Lines before the one containing "Type out the text in this image." are excluded. Repeat that line and every line after it, exactly.

START MATERIALS PROVIDED

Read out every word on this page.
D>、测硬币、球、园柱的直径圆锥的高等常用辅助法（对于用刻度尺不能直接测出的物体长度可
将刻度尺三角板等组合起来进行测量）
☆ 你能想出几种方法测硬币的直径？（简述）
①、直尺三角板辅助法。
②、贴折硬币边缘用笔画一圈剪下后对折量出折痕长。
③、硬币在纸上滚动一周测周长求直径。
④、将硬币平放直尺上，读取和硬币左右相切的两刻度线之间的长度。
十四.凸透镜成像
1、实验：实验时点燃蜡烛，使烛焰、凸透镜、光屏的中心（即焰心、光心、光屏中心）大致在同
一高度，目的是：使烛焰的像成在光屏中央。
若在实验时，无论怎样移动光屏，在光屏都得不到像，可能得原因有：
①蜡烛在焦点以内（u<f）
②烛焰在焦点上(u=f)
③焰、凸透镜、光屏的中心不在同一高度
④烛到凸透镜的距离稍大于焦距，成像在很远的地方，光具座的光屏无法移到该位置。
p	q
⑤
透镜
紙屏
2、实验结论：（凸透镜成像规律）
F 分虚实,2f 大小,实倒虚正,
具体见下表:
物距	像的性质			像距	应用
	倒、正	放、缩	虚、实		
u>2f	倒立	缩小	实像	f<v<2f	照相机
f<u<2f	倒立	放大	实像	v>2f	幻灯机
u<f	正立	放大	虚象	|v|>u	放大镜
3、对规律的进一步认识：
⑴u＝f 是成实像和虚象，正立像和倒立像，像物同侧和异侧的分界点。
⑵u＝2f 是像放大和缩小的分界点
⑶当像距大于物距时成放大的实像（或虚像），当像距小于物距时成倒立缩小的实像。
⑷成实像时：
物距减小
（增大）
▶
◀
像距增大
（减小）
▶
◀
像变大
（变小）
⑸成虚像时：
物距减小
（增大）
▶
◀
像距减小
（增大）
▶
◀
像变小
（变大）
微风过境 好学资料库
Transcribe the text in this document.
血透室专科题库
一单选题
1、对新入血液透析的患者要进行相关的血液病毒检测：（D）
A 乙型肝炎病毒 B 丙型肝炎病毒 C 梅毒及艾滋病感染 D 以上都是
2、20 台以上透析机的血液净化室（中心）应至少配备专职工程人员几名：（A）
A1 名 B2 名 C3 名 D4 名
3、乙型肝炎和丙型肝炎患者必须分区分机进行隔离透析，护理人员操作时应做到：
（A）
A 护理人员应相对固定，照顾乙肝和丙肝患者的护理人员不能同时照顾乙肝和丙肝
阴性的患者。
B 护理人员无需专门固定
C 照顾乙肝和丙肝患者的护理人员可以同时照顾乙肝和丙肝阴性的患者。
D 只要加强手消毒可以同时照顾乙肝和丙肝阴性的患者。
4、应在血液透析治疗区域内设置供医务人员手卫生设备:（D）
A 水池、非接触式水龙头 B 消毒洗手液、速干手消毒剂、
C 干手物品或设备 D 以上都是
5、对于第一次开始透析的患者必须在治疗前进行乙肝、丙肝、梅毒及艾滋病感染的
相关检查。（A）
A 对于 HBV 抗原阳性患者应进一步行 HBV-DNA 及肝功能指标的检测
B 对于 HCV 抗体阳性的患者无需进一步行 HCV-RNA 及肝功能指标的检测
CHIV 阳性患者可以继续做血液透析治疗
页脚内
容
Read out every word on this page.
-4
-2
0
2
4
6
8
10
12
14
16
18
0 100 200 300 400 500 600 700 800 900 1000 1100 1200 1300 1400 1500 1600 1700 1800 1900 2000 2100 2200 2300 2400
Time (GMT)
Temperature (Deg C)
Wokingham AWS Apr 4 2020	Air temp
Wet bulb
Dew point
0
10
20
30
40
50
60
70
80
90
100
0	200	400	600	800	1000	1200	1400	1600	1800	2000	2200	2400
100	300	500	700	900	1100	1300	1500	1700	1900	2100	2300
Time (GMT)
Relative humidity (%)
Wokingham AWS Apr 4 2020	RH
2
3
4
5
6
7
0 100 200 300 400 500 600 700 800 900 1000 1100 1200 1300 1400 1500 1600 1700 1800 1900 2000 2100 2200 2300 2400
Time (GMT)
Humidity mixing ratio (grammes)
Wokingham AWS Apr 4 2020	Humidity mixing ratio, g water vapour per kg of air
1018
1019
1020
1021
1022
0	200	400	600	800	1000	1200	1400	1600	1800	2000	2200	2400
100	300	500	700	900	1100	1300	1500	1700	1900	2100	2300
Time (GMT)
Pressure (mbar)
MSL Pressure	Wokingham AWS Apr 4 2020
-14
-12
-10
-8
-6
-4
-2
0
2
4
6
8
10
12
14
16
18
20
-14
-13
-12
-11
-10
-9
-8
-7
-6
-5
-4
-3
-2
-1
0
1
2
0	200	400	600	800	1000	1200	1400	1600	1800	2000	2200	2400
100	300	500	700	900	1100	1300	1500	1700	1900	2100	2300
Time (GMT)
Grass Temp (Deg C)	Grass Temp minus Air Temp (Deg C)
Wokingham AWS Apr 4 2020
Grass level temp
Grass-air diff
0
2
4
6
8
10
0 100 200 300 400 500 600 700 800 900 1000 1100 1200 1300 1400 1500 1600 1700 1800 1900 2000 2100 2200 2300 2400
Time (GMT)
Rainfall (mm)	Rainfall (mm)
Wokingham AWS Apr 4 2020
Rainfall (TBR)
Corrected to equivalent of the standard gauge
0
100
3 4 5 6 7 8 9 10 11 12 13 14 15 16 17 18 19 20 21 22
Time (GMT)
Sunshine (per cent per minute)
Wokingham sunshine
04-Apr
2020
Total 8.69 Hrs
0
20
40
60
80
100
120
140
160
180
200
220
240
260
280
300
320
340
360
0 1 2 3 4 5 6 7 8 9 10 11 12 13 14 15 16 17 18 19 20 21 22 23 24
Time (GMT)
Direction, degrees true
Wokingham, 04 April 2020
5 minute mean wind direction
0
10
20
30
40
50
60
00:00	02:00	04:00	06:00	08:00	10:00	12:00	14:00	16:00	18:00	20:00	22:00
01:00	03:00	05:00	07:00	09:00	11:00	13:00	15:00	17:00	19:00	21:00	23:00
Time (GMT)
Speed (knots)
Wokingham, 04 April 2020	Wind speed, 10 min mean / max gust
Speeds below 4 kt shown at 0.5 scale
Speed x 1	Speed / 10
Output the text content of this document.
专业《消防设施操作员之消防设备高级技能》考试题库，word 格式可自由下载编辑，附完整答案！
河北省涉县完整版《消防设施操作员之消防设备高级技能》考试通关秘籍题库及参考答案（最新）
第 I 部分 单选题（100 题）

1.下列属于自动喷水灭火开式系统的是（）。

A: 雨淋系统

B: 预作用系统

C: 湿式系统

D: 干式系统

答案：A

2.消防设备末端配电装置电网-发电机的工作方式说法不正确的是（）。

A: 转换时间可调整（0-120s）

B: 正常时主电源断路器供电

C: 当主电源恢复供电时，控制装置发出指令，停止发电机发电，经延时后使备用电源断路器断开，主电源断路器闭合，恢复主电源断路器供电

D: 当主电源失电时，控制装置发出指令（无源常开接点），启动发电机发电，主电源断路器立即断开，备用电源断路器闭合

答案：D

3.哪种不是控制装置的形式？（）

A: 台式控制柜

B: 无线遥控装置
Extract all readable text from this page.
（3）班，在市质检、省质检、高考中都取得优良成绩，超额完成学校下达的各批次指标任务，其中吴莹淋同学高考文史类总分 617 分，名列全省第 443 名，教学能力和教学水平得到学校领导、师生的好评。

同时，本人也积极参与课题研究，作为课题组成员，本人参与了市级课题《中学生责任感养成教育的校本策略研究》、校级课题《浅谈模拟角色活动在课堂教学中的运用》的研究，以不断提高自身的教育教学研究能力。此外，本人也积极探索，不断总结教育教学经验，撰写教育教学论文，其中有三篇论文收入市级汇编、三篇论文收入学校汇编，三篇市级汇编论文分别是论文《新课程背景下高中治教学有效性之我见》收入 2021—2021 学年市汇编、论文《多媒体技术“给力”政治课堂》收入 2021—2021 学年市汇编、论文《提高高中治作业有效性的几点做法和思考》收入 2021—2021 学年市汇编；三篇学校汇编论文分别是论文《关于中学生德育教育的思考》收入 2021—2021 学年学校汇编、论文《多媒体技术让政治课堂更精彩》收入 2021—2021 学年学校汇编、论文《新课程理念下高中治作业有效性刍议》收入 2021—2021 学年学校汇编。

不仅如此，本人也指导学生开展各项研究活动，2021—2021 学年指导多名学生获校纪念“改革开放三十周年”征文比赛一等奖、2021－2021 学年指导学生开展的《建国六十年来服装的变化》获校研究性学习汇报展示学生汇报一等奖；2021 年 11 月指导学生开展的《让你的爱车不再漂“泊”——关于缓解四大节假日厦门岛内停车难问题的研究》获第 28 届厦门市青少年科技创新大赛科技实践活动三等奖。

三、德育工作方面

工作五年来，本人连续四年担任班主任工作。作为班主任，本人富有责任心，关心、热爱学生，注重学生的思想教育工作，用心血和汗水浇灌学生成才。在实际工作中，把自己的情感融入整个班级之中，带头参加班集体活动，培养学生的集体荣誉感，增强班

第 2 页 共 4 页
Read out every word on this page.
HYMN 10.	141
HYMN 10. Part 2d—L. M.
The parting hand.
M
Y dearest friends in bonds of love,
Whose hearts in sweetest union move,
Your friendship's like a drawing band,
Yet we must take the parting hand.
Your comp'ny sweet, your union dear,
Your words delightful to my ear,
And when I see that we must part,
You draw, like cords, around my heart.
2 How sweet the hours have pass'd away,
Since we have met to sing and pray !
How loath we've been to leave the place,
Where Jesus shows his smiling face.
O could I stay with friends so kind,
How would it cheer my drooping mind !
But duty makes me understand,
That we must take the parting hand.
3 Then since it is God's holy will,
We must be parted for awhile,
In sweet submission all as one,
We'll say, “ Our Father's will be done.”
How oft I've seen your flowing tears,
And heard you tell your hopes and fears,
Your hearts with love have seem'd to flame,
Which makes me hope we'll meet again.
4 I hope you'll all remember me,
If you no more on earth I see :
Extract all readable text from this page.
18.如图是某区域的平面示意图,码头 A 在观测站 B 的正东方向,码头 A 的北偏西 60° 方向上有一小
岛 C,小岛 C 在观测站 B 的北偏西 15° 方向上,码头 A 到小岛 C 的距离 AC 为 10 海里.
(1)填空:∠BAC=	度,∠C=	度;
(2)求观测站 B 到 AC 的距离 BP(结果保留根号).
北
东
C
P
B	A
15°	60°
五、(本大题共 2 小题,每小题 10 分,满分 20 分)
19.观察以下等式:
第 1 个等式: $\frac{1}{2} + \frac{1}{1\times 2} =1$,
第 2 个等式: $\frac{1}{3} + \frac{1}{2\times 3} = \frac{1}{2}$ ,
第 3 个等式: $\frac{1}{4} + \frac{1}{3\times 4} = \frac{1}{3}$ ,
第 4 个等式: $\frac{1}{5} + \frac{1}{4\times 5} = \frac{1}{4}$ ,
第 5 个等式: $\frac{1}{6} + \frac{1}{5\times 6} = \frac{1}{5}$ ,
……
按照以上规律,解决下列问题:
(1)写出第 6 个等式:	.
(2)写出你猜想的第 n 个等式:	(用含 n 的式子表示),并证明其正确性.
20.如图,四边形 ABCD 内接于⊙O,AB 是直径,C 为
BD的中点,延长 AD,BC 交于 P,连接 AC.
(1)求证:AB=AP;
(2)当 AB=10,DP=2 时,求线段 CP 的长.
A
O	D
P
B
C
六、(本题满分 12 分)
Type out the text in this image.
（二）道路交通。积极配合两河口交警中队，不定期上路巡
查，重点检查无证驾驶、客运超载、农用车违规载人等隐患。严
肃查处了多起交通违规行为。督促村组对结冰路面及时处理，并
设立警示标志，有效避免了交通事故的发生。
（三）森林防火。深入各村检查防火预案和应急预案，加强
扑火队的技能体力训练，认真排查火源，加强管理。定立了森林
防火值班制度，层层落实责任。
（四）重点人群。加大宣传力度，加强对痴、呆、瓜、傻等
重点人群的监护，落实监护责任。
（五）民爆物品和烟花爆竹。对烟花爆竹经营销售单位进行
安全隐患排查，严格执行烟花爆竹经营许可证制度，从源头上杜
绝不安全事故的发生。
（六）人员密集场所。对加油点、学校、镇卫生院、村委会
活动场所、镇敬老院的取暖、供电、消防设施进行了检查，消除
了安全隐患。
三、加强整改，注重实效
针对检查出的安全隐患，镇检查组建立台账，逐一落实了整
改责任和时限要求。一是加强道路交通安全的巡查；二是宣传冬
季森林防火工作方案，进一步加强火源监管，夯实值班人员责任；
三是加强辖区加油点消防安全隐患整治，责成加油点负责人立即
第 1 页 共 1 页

END MATERIALS PROVIDED

## ANSWER TO THIS TASK
Type out the text in this image.
（二）道路交通。积极配合两河口交警中队，不定期上路巡
查，重点检查无证驾驶、客运超载、农用车违规载人等隐患。严
肃查处了多起交通违规行为。督促村组对结冰路面及时处理，并
设立警示标志，有效避免了交通事故的发生。
（三）森林防火。深入各村检查防火预案和应急预案，加强
扑火队的技能体力训练，认真排查火源，加强管理。定立了森林
防火值班制度，层层落实责任。
（四）重点人群。加大宣传力度，加强对痴、呆、瓜、傻等
重点人群的监护，落实监护责任。
（五）民爆物品和烟花爆竹。对烟花爆竹经营销售单位进行
安全隐患排查，严格执行烟花爆竹经营许可证制度，从源头上杜
绝不安全事故的发生。
（六）人员密集场所。对加油点、学校、镇卫生院、村委会
活动场所、镇敬老院的取暖、供电、消防设施进行了检查，消除
了安全隐患。
三、加强整改，注重实效
针对检查出的安全隐患，镇检查组建立台账，逐一落实了整
改责任和时限要求。一是加强道路交通安全的巡查；二是宣传冬
季森林防火工作方案，进一步加强火源监管，夯实值班人员责任；
三是加强辖区加油点消防安全隐患整治，责成加油点负责人立即
第 1 页 共 1 页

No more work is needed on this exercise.